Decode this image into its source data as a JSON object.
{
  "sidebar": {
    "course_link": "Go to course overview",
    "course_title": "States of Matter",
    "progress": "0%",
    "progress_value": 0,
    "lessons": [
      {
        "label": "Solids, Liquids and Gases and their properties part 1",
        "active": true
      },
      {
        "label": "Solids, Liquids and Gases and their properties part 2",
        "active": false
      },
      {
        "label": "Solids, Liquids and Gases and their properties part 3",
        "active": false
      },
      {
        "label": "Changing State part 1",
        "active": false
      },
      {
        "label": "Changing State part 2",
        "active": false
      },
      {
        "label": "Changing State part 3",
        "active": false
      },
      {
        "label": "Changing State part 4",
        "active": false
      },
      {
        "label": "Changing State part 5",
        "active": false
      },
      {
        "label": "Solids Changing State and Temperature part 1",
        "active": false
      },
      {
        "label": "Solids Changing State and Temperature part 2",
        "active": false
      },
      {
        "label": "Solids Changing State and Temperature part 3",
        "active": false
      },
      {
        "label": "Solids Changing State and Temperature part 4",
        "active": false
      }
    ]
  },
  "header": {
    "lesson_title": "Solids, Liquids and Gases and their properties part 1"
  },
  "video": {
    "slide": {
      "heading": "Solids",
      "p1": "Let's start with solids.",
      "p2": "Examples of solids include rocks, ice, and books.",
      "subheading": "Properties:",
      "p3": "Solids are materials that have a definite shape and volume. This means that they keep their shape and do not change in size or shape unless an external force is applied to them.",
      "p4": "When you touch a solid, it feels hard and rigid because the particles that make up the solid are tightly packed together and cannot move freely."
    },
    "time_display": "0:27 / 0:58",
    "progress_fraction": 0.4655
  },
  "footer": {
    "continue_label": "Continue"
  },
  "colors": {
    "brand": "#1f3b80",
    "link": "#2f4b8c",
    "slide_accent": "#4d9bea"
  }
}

Stated problem:
Read the data above. Pull out each line in which the string "their" appears.

Final answer:
        "label": "Solids, Liquids and Gases and their properties part 1",
        "label": "Solids, Liquids and Gases and their properties part 2",
        "label": "Solids, Liquids and Gases and their properties part 3",
    "lesson_title": "Solids, Liquids and Gases and their properties part 1"
      "p3": "Solids are materials that have a definite shape and volume. This means that they keep their shape and do not change in size or shape unless an external force is applied to them.",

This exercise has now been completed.